▸ What needs to be done
Without skipping anything, write out each record below exactly.

▸ Extracted records
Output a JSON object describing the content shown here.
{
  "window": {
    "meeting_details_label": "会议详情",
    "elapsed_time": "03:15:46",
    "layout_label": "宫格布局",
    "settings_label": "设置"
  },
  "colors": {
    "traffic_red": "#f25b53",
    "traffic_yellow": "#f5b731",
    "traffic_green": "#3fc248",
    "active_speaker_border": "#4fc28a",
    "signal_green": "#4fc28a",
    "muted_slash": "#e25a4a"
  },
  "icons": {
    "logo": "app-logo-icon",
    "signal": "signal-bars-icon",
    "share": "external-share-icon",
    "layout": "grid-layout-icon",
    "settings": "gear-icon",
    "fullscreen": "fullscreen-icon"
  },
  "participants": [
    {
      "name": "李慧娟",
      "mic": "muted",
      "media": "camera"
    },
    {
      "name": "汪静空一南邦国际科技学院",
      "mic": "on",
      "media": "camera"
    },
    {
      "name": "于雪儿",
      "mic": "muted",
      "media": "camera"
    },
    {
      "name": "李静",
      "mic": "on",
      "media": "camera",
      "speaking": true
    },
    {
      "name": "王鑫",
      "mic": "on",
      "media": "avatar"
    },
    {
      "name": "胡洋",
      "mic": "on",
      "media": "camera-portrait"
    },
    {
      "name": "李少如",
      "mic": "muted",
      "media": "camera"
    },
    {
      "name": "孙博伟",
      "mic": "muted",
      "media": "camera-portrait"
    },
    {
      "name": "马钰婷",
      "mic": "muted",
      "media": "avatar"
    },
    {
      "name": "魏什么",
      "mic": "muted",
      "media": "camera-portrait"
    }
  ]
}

▸ Finished exercise
Output a JSON object describing the content shown here.
{
  "window": {
    "meeting_details_label": "会议详情",
    "elapsed_time": "03:15:46",
    "layout_label": "宫格布局",
    "settings_label": "设置"
  },
  "colors": {
    "traffic_red": "#f25b53",
    "traffic_yellow": "#f5b731",
    "traffic_green": "#3fc248",
    "active_speaker_border": "#4fc28a",
    "signal_green": "#4fc28a",
    "muted_slash": "#e25a4a"
  },
  "icons": {
    "logo": "app-logo-icon",
    "signal": "signal-bars-icon",
    "share": "external-share-icon",
    "layout": "grid-layout-icon",
    "settings": "gear-icon",
    "fullscreen": "fullscreen-icon"
  },
  "participants": [
    {
      "name": "李慧娟",
      "mic": "muted",
      "media": "camera"
    },
    {
      "name": "汪静空一南邦国际科技学院",
      "mic": "on",
      "media": "camera"
    },
    {
      "name": "于雪儿",
      "mic": "muted",
      "media": "camera"
    },
    {
      "name": "李静",
      "mic": "on",
      "media": "camera",
      "speaking": true
    },
    {
      "name": "王鑫",
      "mic": "on",
      "media": "avatar"
    },
    {
      "name": "胡洋",
      "mic": "on",
      "media": "camera-portrait"
    },
    {
      "name": "李少如",
      "mic": "muted",
      "media": "camera"
    },
    {
      "name": "孙博伟",
      "mic": "muted",
      "media": "camera-portrait"
    },
    {
      "name": "马钰婷",
      "mic": "muted",
      "media": "avatar"
    },
    {
      "name": "魏什么",
      "mic": "muted",
      "media": "camera-portrait"
    }
  ]
}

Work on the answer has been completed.